EXERCISE MATERIAL: Begin

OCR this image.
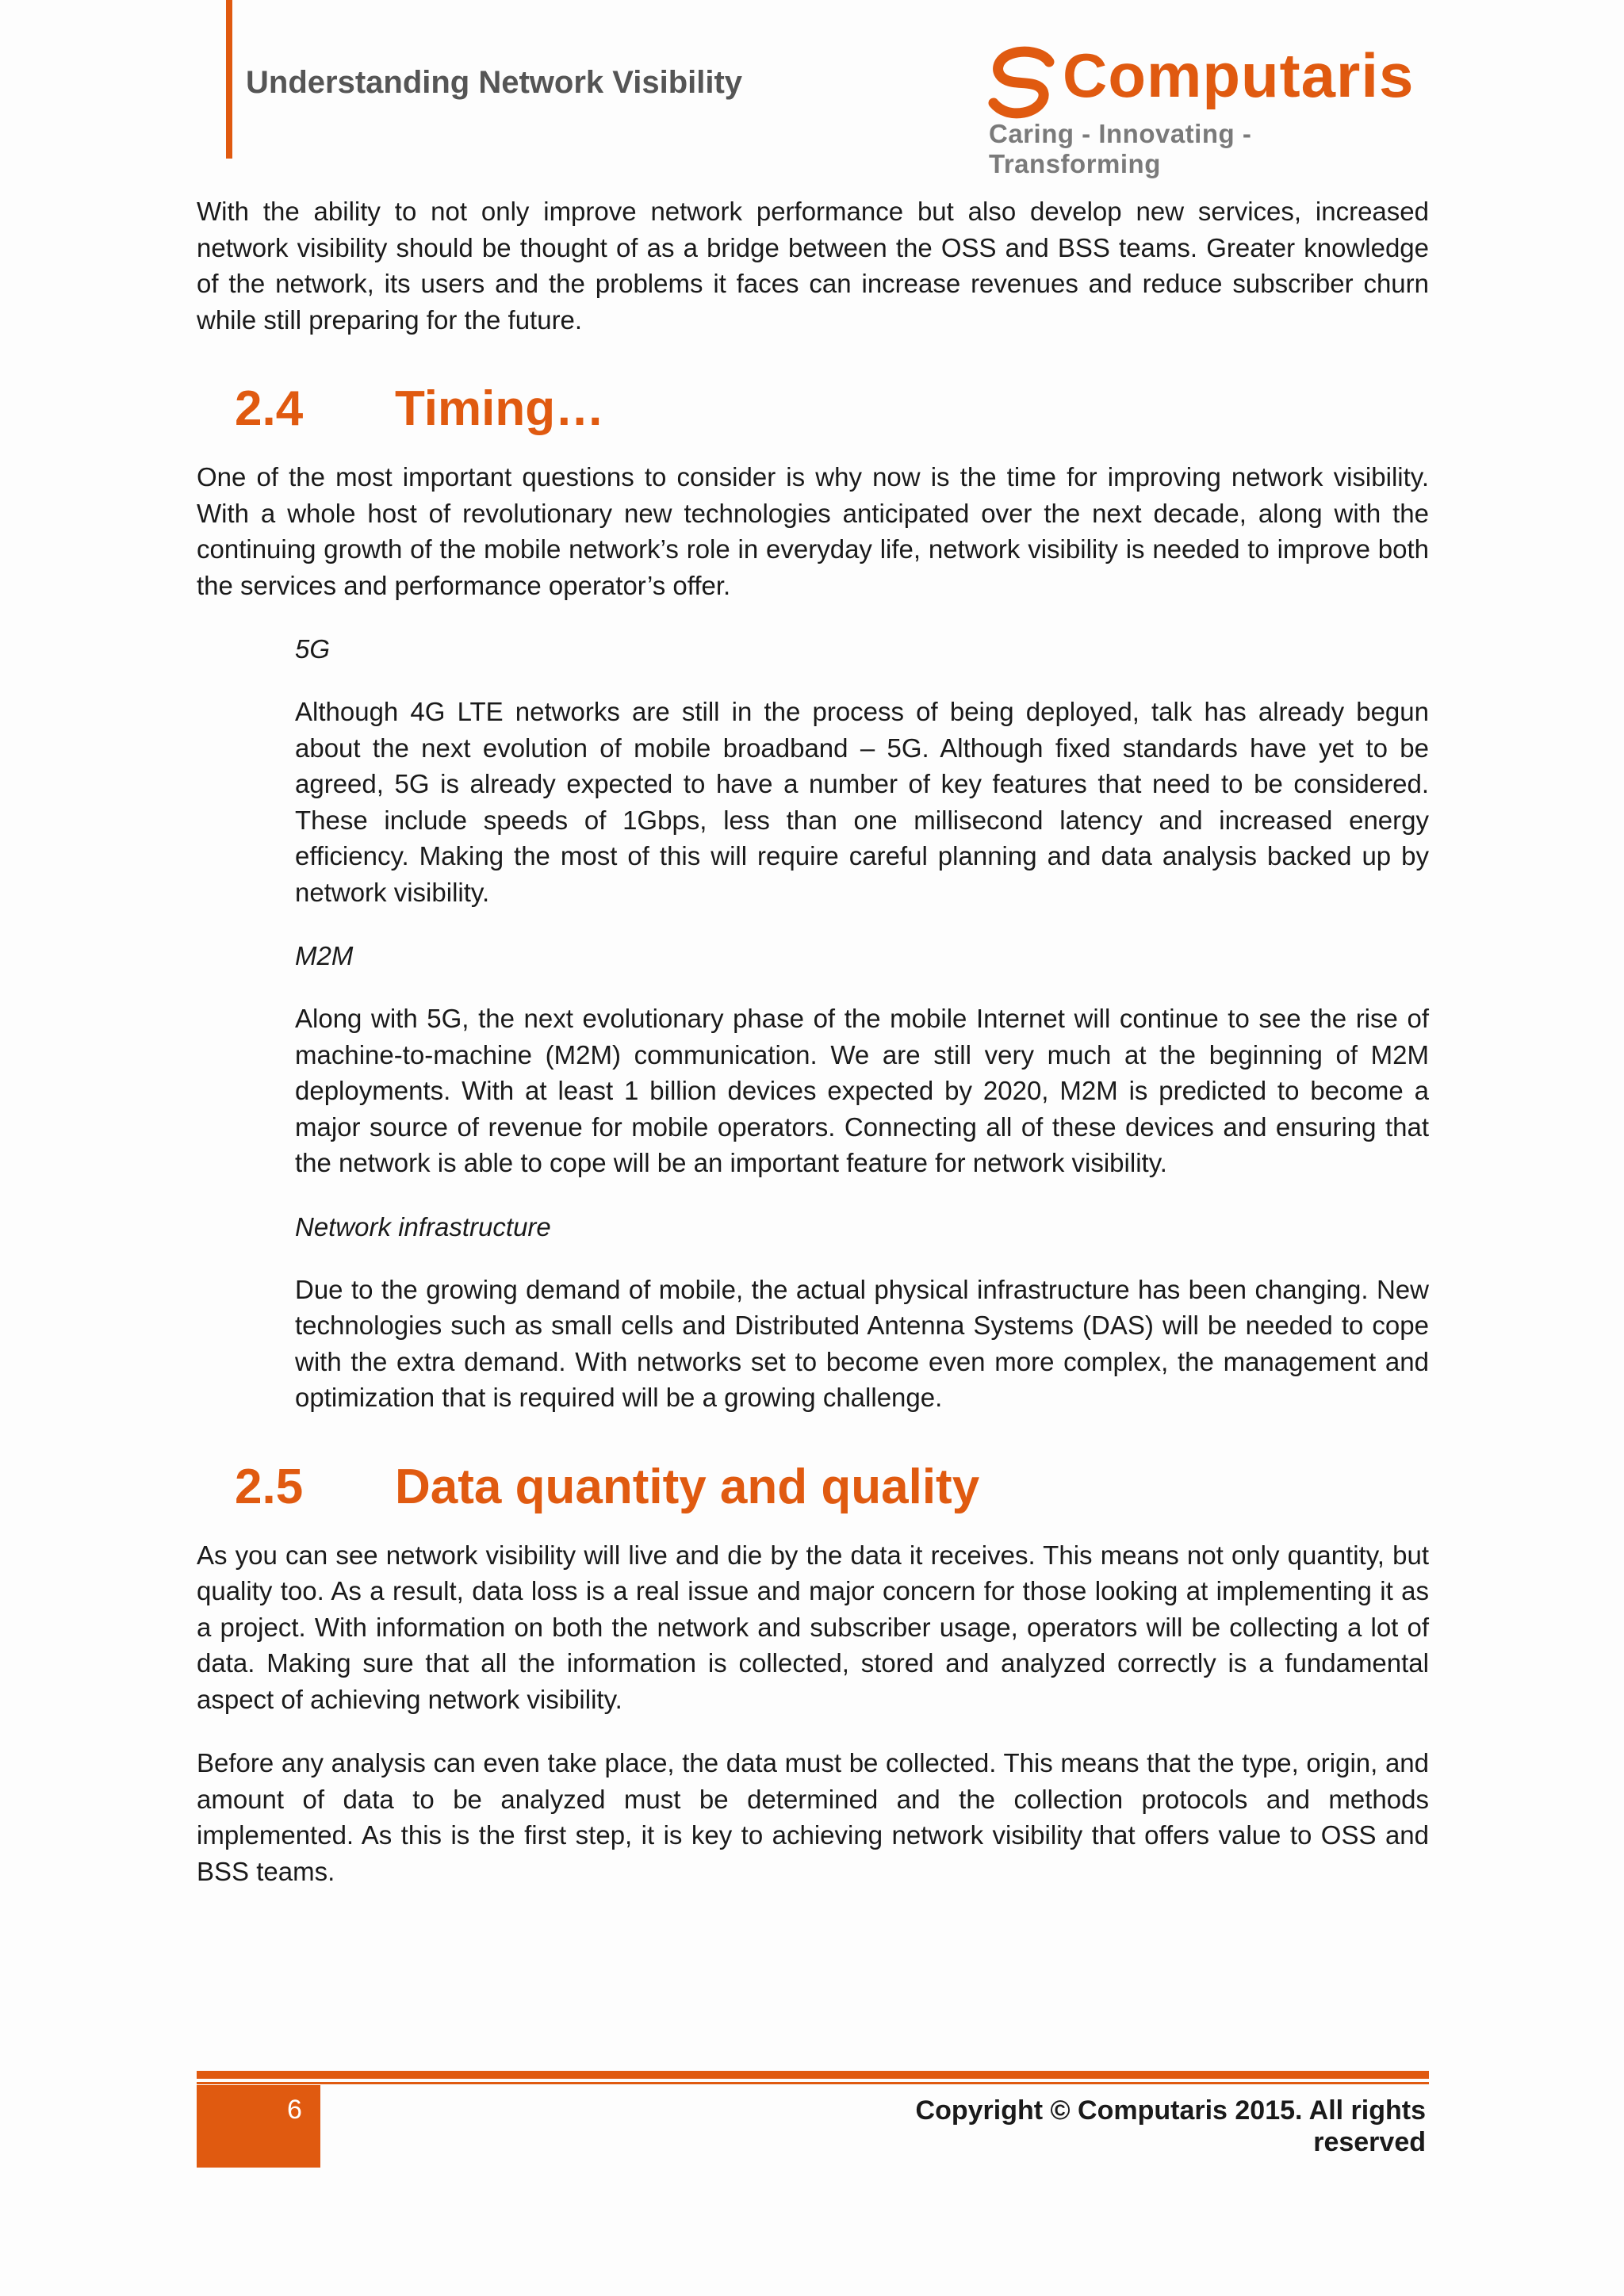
Understanding Network Visibility	Computaris
Caring - Innovating - Transforming

With the ability to not only improve network performance but also develop new services, increased network visibility should be thought of as a bridge between the OSS and BSS teams. Greater knowledge of the network, its users and the problems it faces can increase revenues and reduce subscriber churn while still preparing for the future.

2.4	Timing…

One of the most important questions to consider is why now is the time for improving network visibility. With a whole host of revolutionary new technologies anticipated over the next decade, along with the continuing growth of the mobile network’s role in everyday life, network visibility is needed to improve both the services and performance operator’s offer.

5G

Although 4G LTE networks are still in the process of being deployed, talk has already begun about the next evolution of mobile broadband – 5G. Although fixed standards have yet to be agreed, 5G is already expected to have a number of key features that need to be considered. These include speeds of 1Gbps, less than one millisecond latency and increased energy efficiency. Making the most of this will require careful planning and data analysis backed up by network visibility.

M2M

Along with 5G, the next evolutionary phase of the mobile Internet will continue to see the rise of machine-to-machine (M2M) communication. We are still very much at the beginning of M2M deployments. With at least 1 billion devices expected by 2020, M2M is predicted to become a major source of revenue for mobile operators. Connecting all of these devices and ensuring that the network is able to cope will be an important feature for network visibility.

Network infrastructure

Due to the growing demand of mobile, the actual physical infrastructure has been changing. New technologies such as small cells and Distributed Antenna Systems (DAS) will be needed to cope with the extra demand. With networks set to become even more complex, the management and optimization that is required will be a growing challenge.

2.5	Data quantity and quality

As you can see network visibility will live and die by the data it receives. This means not only quantity, but quality too. As a result, data loss is a real issue and major concern for those looking at implementing it as a project. With information on both the network and subscriber usage, operators will be collecting a lot of data. Making sure that all the information is collected, stored and analyzed correctly is a fundamental aspect of achieving network visibility.

Before any analysis can even take place, the data must be collected. This means that the type, origin, and amount of data to be analyzed must be determined and the collection protocols and methods implemented. As this is the first step, it is key to achieving network visibility that offers value to OSS and BSS teams.

6	Copyright © Computaris 2015. All rights
reserved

EXERCISE MATERIAL: End

- **ASSIGNED TASK**:
Provide only the count of lines in the records above that hold the word "performance".

- **SOLUTION TO THE PROBLEM**:
2